THE REQUEST -
Repeat all of the data precisely.

[start of LISTED ENTRIES]

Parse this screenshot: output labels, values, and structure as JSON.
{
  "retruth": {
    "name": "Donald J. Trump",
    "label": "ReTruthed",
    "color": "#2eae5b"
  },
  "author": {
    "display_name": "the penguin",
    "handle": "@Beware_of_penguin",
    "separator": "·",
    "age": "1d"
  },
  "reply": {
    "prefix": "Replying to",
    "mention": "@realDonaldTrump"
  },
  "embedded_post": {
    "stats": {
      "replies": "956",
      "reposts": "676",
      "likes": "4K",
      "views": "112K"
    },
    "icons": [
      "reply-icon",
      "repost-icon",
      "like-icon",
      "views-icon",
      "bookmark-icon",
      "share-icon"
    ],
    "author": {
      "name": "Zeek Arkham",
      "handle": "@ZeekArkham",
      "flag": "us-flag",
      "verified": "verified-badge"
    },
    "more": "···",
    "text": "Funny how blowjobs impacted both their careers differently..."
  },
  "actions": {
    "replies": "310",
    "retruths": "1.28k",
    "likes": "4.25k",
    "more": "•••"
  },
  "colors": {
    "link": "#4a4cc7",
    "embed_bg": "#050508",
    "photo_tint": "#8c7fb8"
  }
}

[end of LISTED ENTRIES]

RESULT OF THE EXERCISE -
Parse this screenshot: output labels, values, and structure as JSON.
{
  "retruth": {
    "name": "Donald J. Trump",
    "label": "ReTruthed",
    "color": "#2eae5b"
  },
  "author": {
    "display_name": "the penguin",
    "handle": "@Beware_of_penguin",
    "separator": "·",
    "age": "1d"
  },
  "reply": {
    "prefix": "Replying to",
    "mention": "@realDonaldTrump"
  },
  "embedded_post": {
    "stats": {
      "replies": "956",
      "reposts": "676",
      "likes": "4K",
      "views": "112K"
    },
    "icons": [
      "reply-icon",
      "repost-icon",
      "like-icon",
      "views-icon",
      "bookmark-icon",
      "share-icon"
    ],
    "author": {
      "name": "Zeek Arkham",
      "handle": "@ZeekArkham",
      "flag": "us-flag",
      "verified": "verified-badge"
    },
    "more": "···",
    "text": "Funny how blowjobs impacted both their careers differently..."
  },
  "actions": {
    "replies": "310",
    "retruths": "1.28k",
    "likes": "4.25k",
    "more": "•••"
  },
  "colors": {
    "link": "#4a4cc7",
    "embed_bg": "#050508",
    "photo_tint": "#8c7fb8"
  }
}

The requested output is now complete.